--- The exercise ---
Copy nothing but the text: reproduce each line of the listing exactly and leave the pictures out.

--- Exercise data ---
..........

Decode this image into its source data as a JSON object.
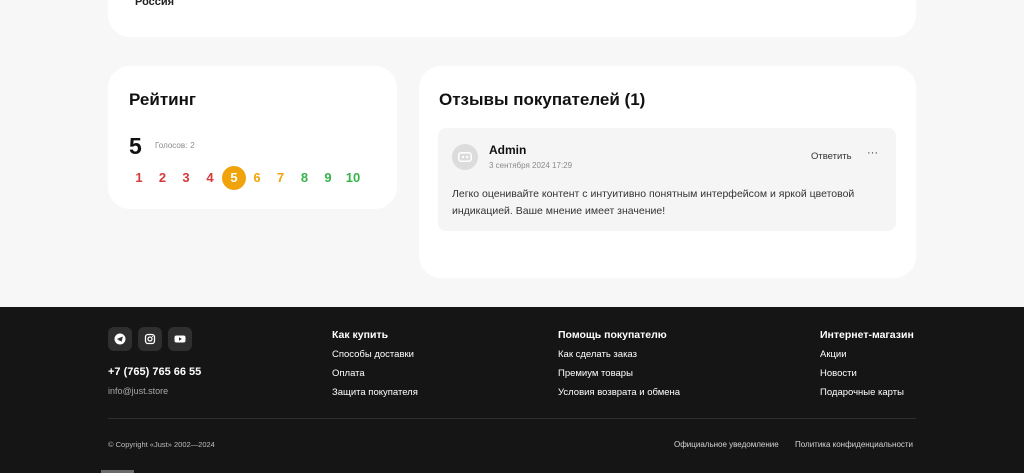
{
  "top_card": {
    "country": "Россия"
  },
  "rating": {
    "title": "Рейтинг",
    "value": "5",
    "votes_label": "Голосов:",
    "votes_count": "2",
    "scale": [
      {
        "label": "1",
        "color": "#d63a3a"
      },
      {
        "label": "2",
        "color": "#d63a3a"
      },
      {
        "label": "3",
        "color": "#d63a3a"
      },
      {
        "label": "4",
        "color": "#d63a3a"
      },
      {
        "label": "5",
        "color": "#f0a30a",
        "active": true
      },
      {
        "label": "6",
        "color": "#f0a30a"
      },
      {
        "label": "7",
        "color": "#f0a30a"
      },
      {
        "label": "8",
        "color": "#37b34a"
      },
      {
        "label": "9",
        "color": "#37b34a"
      },
      {
        "label": "10",
        "color": "#37b34a"
      }
    ],
    "active_color": "#f0a30a"
  },
  "reviews": {
    "title": "Отзывы покупателей (1)",
    "items": [
      {
        "author": "Admin",
        "date": "3 сентября 2024 17:29",
        "reply_label": "Ответить",
        "more_label": "···",
        "text": "Легко оценивайте контент с интуитивно понятным интерфейсом и яркой цветовой индикацией. Ваше мнение имеет значение!"
      }
    ]
  },
  "footer": {
    "socials": [
      "telegram-icon",
      "instagram-icon",
      "youtube-icon"
    ],
    "phone": "+7 (765) 765 66 55",
    "email": "info@just.store",
    "columns": [
      {
        "title": "Как купить",
        "links": [
          "Способы доставки",
          "Оплата",
          "Защита покупателя"
        ]
      },
      {
        "title": "Помощь покупателю",
        "links": [
          "Как сделать заказ",
          "Премиум товары",
          "Условия возврата и обмена"
        ]
      },
      {
        "title": "Интернет-магазин",
        "links": [
          "Акции",
          "Новости",
          "Подарочные карты"
        ]
      }
    ],
    "copyright": "© Copyright «Just» 2002—2024",
    "legal": [
      "Официальное уведомление",
      "Политика конфиденциальности"
    ]
  }
}
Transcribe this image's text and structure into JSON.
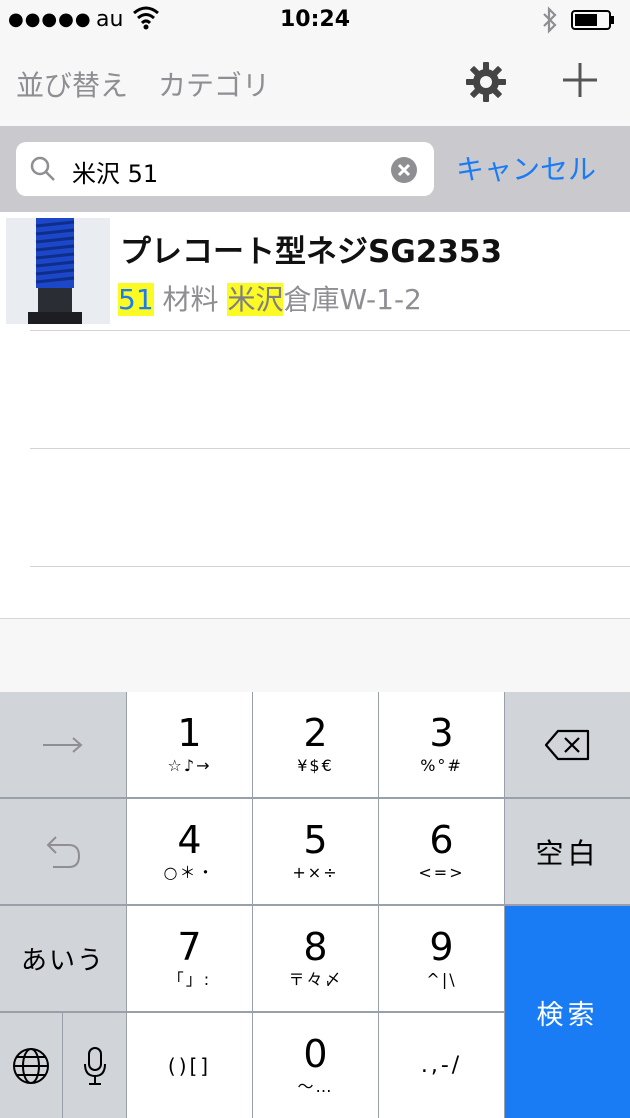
{
  "status_bar": {
    "signal": "●●●●●",
    "carrier": "au",
    "time": "10:24"
  },
  "nav": {
    "sort_label": "並び替え",
    "category_label": "カテゴリ"
  },
  "search": {
    "query": "米沢 51",
    "cancel_label": "キャンセル"
  },
  "results": [
    {
      "title": "プレコート型ネジSG2353",
      "sub_num": "51",
      "sub_mid": " 材料 ",
      "sub_loc": "米沢",
      "sub_rest": "倉庫W-1-2"
    }
  ],
  "keyboard": {
    "k1": {
      "main": "1",
      "sub": "☆♪→"
    },
    "k2": {
      "main": "2",
      "sub": "¥$€"
    },
    "k3": {
      "main": "3",
      "sub": "%°#"
    },
    "k4": {
      "main": "4",
      "sub": "○＊・"
    },
    "k5": {
      "main": "5",
      "sub": "+×÷"
    },
    "k6": {
      "main": "6",
      "sub": "<=>"
    },
    "k7": {
      "main": "7",
      "sub": "「」:"
    },
    "k8": {
      "main": "8",
      "sub": "〒々〆"
    },
    "k9": {
      "main": "9",
      "sub": "^|\\"
    },
    "k_paren": {
      "main": "()[]"
    },
    "k0": {
      "main": "0",
      "sub": "〜…"
    },
    "k_punct": {
      "main": ".,-/"
    },
    "space_label": "空白",
    "kana_label": "あいう",
    "search_label": "検索"
  },
  "colors": {
    "accent": "#1a7cf5",
    "highlight": "#fbfa25",
    "bar_bg": "#f7f7f7",
    "search_bg": "#c9c9ce",
    "keyboard_bg": "#9aa0aa"
  }
}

..........

--- Final result ---
Decode this image into its source data as a JSON object.
{
  "top_card": {
    "country": "Россия"
  },
  "rating": {
    "title": "Рейтинг",
    "value": "5",
    "votes_label": "Голосов:",
    "votes_count": "2",
    "scale": [
      {
        "label": "1",
        "color": "#d63a3a"
      },
      {
        "label": "2",
        "color": "#d63a3a"
      },
      {
        "label": "3",
        "color": "#d63a3a"
      },
      {
        "label": "4",
        "color": "#d63a3a"
      },
      {
        "label": "5",
        "color": "#f0a30a",
        "active": true
      },
      {
        "label": "6",
        "color": "#f0a30a"
      },
      {
        "label": "7",
        "color": "#f0a30a"
      },
      {
        "label": "8",
        "color": "#37b34a"
      },
      {
        "label": "9",
        "color": "#37b34a"
      },
      {
        "label": "10",
        "color": "#37b34a"
      }
    ],
    "active_color": "#f0a30a"
  },
  "reviews": {
    "title": "Отзывы покупателей (1)",
    "items": [
      {
        "author": "Admin",
        "date": "3 сентября 2024 17:29",
        "reply_label": "Ответить",
        "more_label": "···",
        "text": "Легко оценивайте контент с интуитивно понятным интерфейсом и яркой цветовой индикацией. Ваше мнение имеет значение!"
      }
    ]
  },
  "footer": {
    "socials": [
      "telegram-icon",
      "instagram-icon",
      "youtube-icon"
    ],
    "phone": "+7 (765) 765 66 55",
    "email": "info@just.store",
    "columns": [
      {
        "title": "Как купить",
        "links": [
          "Способы доставки",
          "Оплата",
          "Защита покупателя"
        ]
      },
      {
        "title": "Помощь покупателю",
        "links": [
          "Как сделать заказ",
          "Премиум товары",
          "Условия возврата и обмена"
        ]
      },
      {
        "title": "Интернет-магазин",
        "links": [
          "Акции",
          "Новости",
          "Подарочные карты"
        ]
      }
    ],
    "copyright": "© Copyright «Just» 2002—2024",
    "legal": [
      "Официальное уведомление",
      "Политика конфиденциальности"
    ]
  }
}
Transcribe this image's text and structure into JSON.
{
  "status_bar": {
    "signal": "●●●●●",
    "carrier": "au",
    "time": "10:24"
  },
  "nav": {
    "sort_label": "並び替え",
    "category_label": "カテゴリ"
  },
  "search": {
    "query": "米沢 51",
    "cancel_label": "キャンセル"
  },
  "results": [
    {
      "title": "プレコート型ネジSG2353",
      "sub_num": "51",
      "sub_mid": " 材料 ",
      "sub_loc": "米沢",
      "sub_rest": "倉庫W-1-2"
    }
  ],
  "keyboard": {
    "k1": {
      "main": "1",
      "sub": "☆♪→"
    },
    "k2": {
      "main": "2",
      "sub": "¥$€"
    },
    "k3": {
      "main": "3",
      "sub": "%°#"
    },
    "k4": {
      "main": "4",
      "sub": "○＊・"
    },
    "k5": {
      "main": "5",
      "sub": "+×÷"
    },
    "k6": {
      "main": "6",
      "sub": "<=>"
    },
    "k7": {
      "main": "7",
      "sub": "「」:"
    },
    "k8": {
      "main": "8",
      "sub": "〒々〆"
    },
    "k9": {
      "main": "9",
      "sub": "^|\\"
    },
    "k_paren": {
      "main": "()[]"
    },
    "k0": {
      "main": "0",
      "sub": "〜…"
    },
    "k_punct": {
      "main": ".,-/"
    },
    "space_label": "空白",
    "kana_label": "あいう",
    "search_label": "検索"
  },
  "colors": {
    "accent": "#1a7cf5",
    "highlight": "#fbfa25",
    "bar_bg": "#f7f7f7",
    "search_bg": "#c9c9ce",
    "keyboard_bg": "#9aa0aa"
  }
}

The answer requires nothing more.